• [Exercises]:
1. In the Aberdeen Voice column, what did the writer see on Tullos Hill on Monday night?
2. Reproduce word for word the passage of the Aberdeen Voice column that opens with the words containing "What on earth" and closes with "though is it?".
3. Resume the Aberdeen Voice column, about Torry and the garden project, after its final sentence.

• [Excerpted text]:
For some reason when I was back at the Academy shopping centre for the first time since my last little visit, my mind turned to the old Benny Hill show.

The other week when the guards were chasing me round the Academy and St Nicks (for taking photos), I could practically hear the Benny Hill theme tune in my head.  If you remember, the wealthy, ageing Benny Hill surrounded himself with pretty blondes, and promised everyone that they would be generously remembered in his will. In the end, almost no one inherited a cent.

What on earth made me think of a rich, older man making promises to leave money to lots of people (including blonde actresses) I couldn’t tell you. The mind works in funny ways.  I must have got something stuck in my craw.

Obviously it was not as vibrant as being in a shopping mall, but I took my turn on Tullos Hill Monday night (yes, we are keeping a watch on the hill – if you want to get involved, get in touch) and saw a solitary deer on two occasions. 

It was obviously vermin, as it was peacefully doing nothing.  I am sure this little vegetarian would have eaten thousands of trees of a single evening.  A well-meaning man had a dog off a lead – the dog chased said deer away.  The man saw nothing wrong with this, saying his (fairly small) dog would not be able to catch the deer.  True, but not quite the point though is it?

Please let your dog run free if it will respond when you call it back.  If not, well, then don’t.  Wild creatures can be petrified in these circumstances.  In the past week and a bit we’ve a child badly bitten by a dog, a dog attacking another dog, and a charming man using his dog to attack police.  It’s just as well we got rid of dog licensing, isn’t it?

But onwards with a few definitions.

Charitable:

(adjective) generous, unselfish, giving behaviour.

Many of us here at Aberdeen Voice help out our favourite charities and causes when we can. But our efforts are quite second rate when compared to the heroic, unselfish, self-sacrifice practiced by some of the City Council’s officers. Step forward Mr Gerry Brough and Ms Jan Falconer.

These two have been working in part on a voluntary basis to make sure that we get something built in boring old UTG.  It is very generous of their employer, Aberdeen City Council to allow them to toil away on the garden project.

It was Jan who spoke to the Torry Community Council about UTG some months ago (Gordon MacIntosh had a dinner to go to instead of seeing Torry), and she promised everything would be spelled out and transparent.

• [Supplied data]:
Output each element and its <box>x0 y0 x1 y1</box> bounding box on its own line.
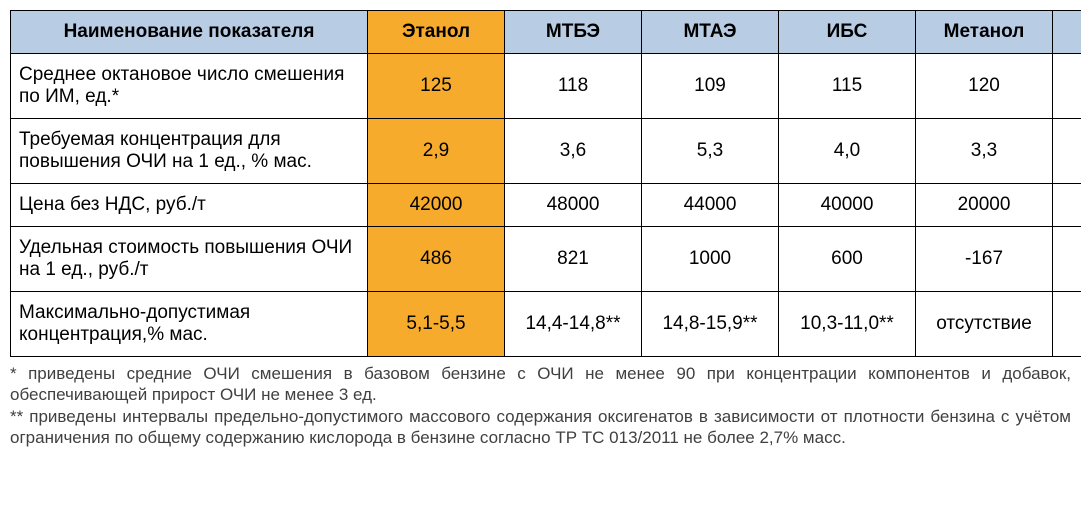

• [Responses for each task]:
1. A solitary deer, seen on two occasions.

2.
What on earth made me think of a rich, older man making promises to leave money to lots of people (including blonde actresses) I couldn’t tell you. The mind works in funny ways.  I must have got something stuck in my craw.

Obviously it was not as vibrant as being in a shopping mall, but I took my turn on Tullos Hill Monday night (yes, we are keeping a watch on the hill – if you want to get involved, get in touch) and saw a solitary deer on two occasions. 

It was obviously vermin, as it was peacefully doing nothing.  I am sure this little vegetarian would have eaten thousands of trees of a single evening.  A well-meaning man had a dog off a lead – the dog chased said deer away.  The man saw nothing wrong with this, saying his (fairly small) dog would not be able to catch the deer.  True, but not quite the point though is it?

3.
I am convinced she is right – everyone on the City Gardens Project and associated companies has everything perfectly clear. And once the diggers move in, the rest of us will see what’s happening too.  Here is a statement from a report, spelling out how she works:-

 “I have only recently started in this project and the work I have undertaken other than attending meetings is administrative. My hourly rate exclusive of on-costs is £26. I work an average of 50 hours per week making an average of 200 per 4 weeks I work while I am contracted to 148 hours (37 hrs per week). I regard all other administrative and desk-based tasks as taking place during this 11  additional unpaid weekly hours (52 hours per 4 weeks less 8 hours for a flexi-day leaving 11 hrs per week)–which represents a cost saving of £2288 since working on this project from 2 February 2011. (i.e. 11 hours x 8 weeks @ 26 per hour = £3,120). Outwith this is Community Meetings to which I attended the Torry Community Council Meeting for 3 hours in my own time representing an additional saving of £78. This is my choice as I wish the project to be a success whilst following the Council’s instruction”.

Again, the real philanthropist is Sir Ian Wood, without whose promise of putting something into his will, we would not be where we are today.  (Hmm – who’s supplying the office space, light/heat, printers, consumables for all these extra hours?  What is the EU working time directive?  Just curious.)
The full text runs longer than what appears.